→ **What you need to do**: Note each line that includes the word "Theories". Copy those lines.

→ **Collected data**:
• • • • • • •

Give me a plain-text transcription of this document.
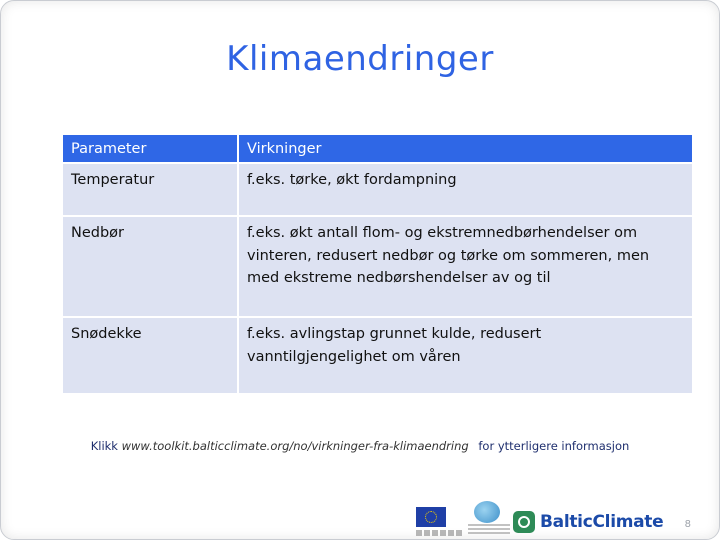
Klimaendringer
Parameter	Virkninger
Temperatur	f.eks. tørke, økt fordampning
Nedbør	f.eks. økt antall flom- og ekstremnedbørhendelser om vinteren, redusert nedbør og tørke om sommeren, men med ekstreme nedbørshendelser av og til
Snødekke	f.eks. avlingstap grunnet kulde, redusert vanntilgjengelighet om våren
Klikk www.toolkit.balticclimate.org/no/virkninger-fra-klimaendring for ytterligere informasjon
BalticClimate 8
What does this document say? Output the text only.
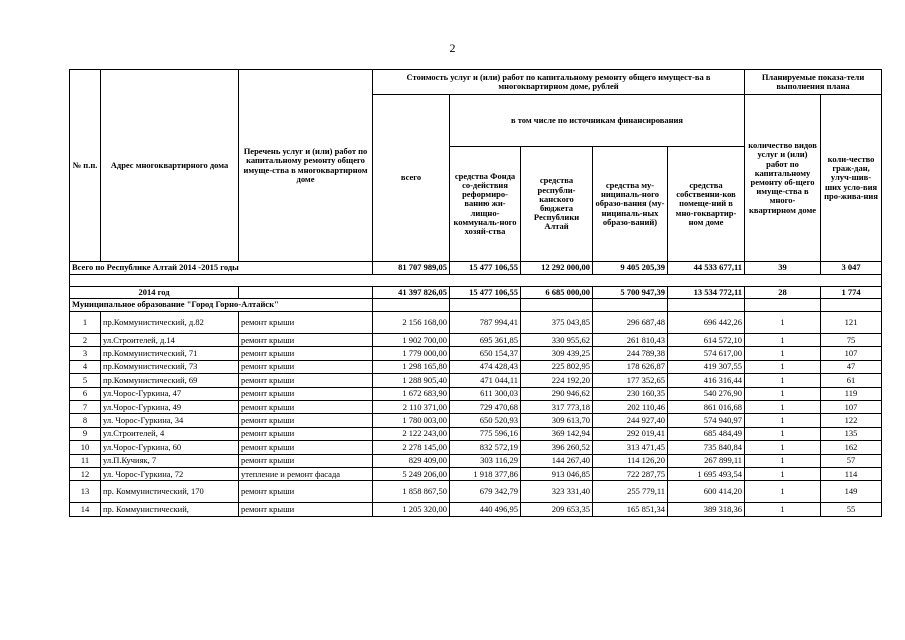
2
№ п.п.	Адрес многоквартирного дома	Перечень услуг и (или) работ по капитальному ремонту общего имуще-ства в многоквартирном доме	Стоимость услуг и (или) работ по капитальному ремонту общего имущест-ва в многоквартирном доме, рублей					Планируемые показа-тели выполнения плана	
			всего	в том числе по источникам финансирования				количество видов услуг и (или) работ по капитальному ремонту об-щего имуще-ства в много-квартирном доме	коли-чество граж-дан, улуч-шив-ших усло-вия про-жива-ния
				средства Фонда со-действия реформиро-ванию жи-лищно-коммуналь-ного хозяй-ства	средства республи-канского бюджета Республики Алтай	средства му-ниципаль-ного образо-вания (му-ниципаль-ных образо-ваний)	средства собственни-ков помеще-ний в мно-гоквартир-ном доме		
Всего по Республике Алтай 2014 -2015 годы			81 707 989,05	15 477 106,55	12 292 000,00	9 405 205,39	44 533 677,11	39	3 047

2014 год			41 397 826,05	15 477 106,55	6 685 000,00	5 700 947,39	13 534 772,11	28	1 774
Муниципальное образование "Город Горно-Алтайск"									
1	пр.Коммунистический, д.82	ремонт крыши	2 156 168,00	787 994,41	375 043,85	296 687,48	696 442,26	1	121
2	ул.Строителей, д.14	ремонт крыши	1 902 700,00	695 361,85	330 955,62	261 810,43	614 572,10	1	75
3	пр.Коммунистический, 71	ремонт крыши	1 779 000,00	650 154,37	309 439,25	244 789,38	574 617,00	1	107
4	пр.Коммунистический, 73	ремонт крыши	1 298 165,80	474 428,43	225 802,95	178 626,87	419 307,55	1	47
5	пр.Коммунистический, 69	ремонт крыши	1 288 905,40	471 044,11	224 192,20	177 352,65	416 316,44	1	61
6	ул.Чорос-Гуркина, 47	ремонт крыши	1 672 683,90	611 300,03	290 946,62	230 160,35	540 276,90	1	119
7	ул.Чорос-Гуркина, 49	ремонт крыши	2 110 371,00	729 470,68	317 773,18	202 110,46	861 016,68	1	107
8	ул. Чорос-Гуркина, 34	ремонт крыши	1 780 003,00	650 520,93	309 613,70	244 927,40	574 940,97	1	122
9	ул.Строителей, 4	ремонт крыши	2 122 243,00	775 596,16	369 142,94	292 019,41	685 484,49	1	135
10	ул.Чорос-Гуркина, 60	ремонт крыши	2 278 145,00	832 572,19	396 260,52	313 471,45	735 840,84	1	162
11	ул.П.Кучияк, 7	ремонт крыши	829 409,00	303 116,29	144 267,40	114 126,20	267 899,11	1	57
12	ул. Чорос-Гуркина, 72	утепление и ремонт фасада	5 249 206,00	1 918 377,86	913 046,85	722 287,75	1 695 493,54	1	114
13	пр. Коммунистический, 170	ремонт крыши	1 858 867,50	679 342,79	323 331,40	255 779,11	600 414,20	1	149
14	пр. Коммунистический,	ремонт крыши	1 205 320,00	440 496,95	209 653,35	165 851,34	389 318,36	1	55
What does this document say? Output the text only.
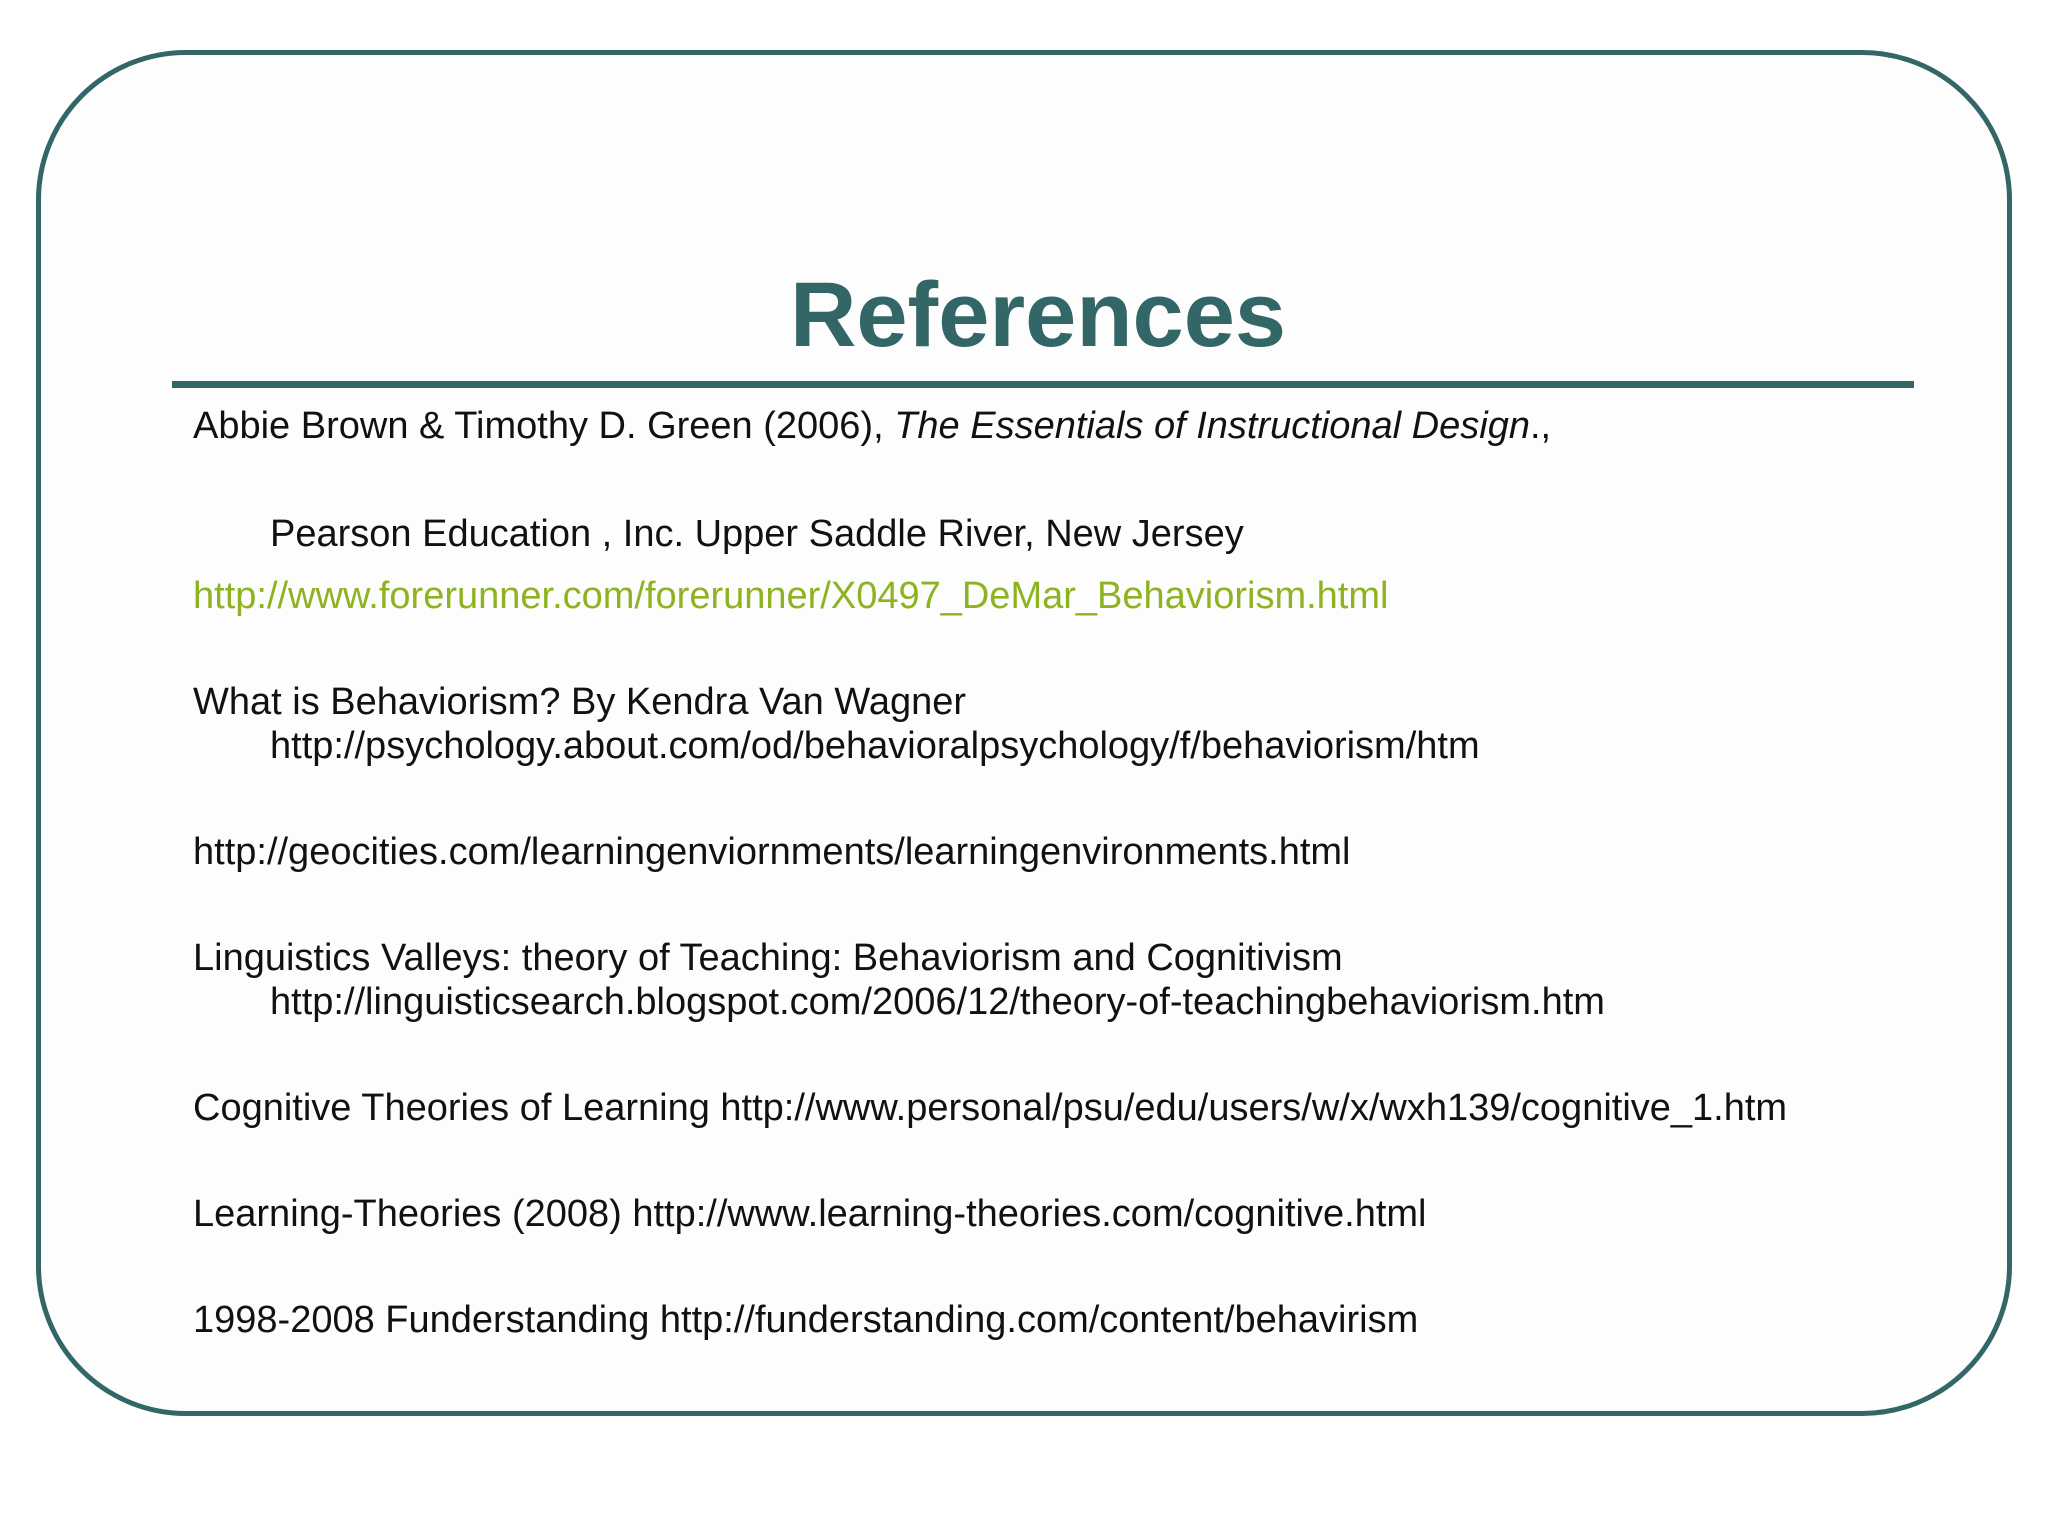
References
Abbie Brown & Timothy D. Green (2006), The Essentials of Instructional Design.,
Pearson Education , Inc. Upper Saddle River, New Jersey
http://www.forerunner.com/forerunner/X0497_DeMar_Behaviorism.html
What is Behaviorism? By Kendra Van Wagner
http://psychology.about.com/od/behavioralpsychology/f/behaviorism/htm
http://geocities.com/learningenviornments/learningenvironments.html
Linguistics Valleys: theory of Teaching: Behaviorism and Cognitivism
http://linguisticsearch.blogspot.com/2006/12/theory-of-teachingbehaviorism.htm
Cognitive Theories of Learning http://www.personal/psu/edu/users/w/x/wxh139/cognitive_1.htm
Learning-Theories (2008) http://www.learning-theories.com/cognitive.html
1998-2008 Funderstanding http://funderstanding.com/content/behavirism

• • • • • • •

→ **Output**:
Cognitive Theories of Learning http://www.personal/psu/edu/users/w/x/wxh139/cognitive_1.htm
Learning-Theories (2008) http://www.learning-theories.com/cognitive.html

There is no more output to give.